PROBLEM TO SOLVE:
Present every line in which the string "完成国家强制免疫" appears.

[Begin MATERIAL FOR THIS TASK]

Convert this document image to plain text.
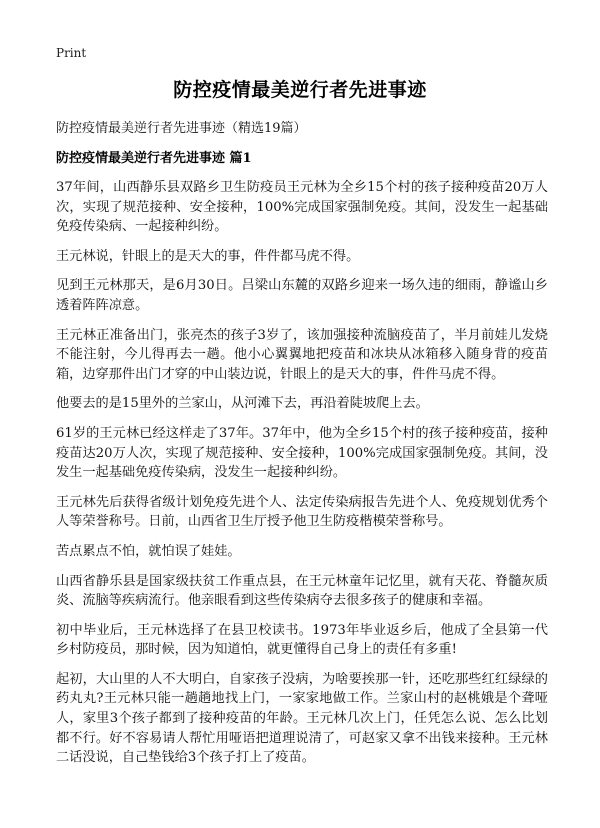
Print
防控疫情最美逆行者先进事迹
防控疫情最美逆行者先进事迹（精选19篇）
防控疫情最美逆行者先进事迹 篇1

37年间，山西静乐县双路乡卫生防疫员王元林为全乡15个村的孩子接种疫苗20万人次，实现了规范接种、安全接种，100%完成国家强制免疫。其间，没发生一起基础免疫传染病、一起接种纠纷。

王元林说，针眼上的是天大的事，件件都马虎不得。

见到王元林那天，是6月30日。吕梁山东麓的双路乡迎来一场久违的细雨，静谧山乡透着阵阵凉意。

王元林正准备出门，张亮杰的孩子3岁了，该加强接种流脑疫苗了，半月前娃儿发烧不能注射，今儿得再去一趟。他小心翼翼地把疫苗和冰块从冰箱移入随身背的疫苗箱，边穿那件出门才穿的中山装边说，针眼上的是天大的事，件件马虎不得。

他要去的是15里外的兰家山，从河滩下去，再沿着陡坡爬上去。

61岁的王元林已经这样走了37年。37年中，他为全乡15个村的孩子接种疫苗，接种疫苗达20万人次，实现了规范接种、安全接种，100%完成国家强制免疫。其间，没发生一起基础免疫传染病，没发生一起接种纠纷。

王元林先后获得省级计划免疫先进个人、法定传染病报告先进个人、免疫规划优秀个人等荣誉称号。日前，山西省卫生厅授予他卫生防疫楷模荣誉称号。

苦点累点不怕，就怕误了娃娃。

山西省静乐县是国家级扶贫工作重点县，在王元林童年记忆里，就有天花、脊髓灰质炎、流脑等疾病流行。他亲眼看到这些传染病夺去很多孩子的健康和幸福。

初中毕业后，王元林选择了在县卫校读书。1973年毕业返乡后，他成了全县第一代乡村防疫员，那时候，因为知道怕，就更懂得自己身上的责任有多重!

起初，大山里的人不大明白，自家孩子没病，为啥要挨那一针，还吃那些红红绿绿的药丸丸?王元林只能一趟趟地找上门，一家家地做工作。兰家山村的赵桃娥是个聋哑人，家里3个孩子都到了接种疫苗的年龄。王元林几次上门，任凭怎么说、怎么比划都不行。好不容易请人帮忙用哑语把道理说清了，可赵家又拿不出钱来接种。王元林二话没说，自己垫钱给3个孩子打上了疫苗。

[End MATERIAL FOR THIS TASK]

COMPLETED EXERCISE:
37年间，山西静乐县双路乡卫生防疫员王元林为全乡15个村的孩子接种疫苗20万人次，实现了规范接种、安全接种，100%完成国家强制免疫。其间，没发生一起基础免疫传染病、一起接种纠纷。
61岁的王元林已经这样走了37年。37年中，他为全乡15个村的孩子接种疫苗，接种疫苗达20万人次，实现了规范接种、安全接种，100%完成国家强制免疫。其间，没发生一起基础免疫传染病，没发生一起接种纠纷。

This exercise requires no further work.